Extracted records:

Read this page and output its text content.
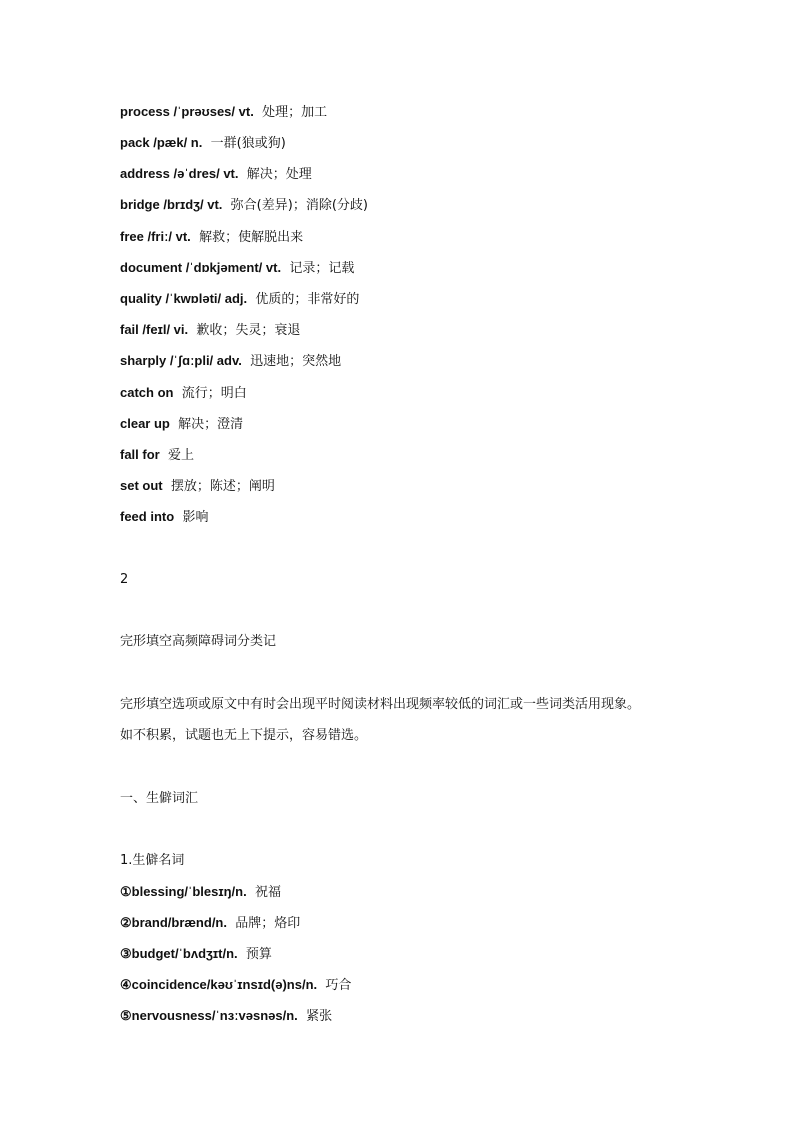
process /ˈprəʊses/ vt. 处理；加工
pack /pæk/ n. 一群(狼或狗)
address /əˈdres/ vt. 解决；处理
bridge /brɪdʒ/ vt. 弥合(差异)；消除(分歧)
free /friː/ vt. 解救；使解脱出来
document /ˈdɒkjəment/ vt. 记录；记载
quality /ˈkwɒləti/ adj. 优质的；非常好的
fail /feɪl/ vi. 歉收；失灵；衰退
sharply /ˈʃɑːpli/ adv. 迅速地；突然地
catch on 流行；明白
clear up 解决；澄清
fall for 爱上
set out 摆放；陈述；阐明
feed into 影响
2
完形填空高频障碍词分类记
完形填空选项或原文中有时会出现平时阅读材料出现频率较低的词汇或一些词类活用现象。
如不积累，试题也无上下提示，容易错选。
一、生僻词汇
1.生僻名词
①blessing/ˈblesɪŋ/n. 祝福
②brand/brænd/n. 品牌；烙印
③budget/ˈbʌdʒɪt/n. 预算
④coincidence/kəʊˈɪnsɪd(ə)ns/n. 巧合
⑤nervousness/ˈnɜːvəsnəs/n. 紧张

**Exercise details**
Quote every record above exactly, omitting any pictures they contain.

**Correct answer**
Read this page and output its text content.
process /ˈprəʊses/ vt. 处理；加工
pack /pæk/ n. 一群(狼或狗)
address /əˈdres/ vt. 解决；处理
bridge /brɪdʒ/ vt. 弥合(差异)；消除(分歧)
free /friː/ vt. 解救；使解脱出来
document /ˈdɒkjəment/ vt. 记录；记载
quality /ˈkwɒləti/ adj. 优质的；非常好的
fail /feɪl/ vi. 歉收；失灵；衰退
sharply /ˈʃɑːpli/ adv. 迅速地；突然地
catch on 流行；明白
clear up 解决；澄清
fall for 爱上
set out 摆放；陈述；阐明
feed into 影响
2
完形填空高频障碍词分类记
完形填空选项或原文中有时会出现平时阅读材料出现频率较低的词汇或一些词类活用现象。
如不积累，试题也无上下提示，容易错选。
一、生僻词汇
1.生僻名词
①blessing/ˈblesɪŋ/n. 祝福
②brand/brænd/n. 品牌；烙印
③budget/ˈbʌdʒɪt/n. 预算
④coincidence/kəʊˈɪnsɪd(ə)ns/n. 巧合
⑤nervousness/ˈnɜːvəsnəs/n. 紧张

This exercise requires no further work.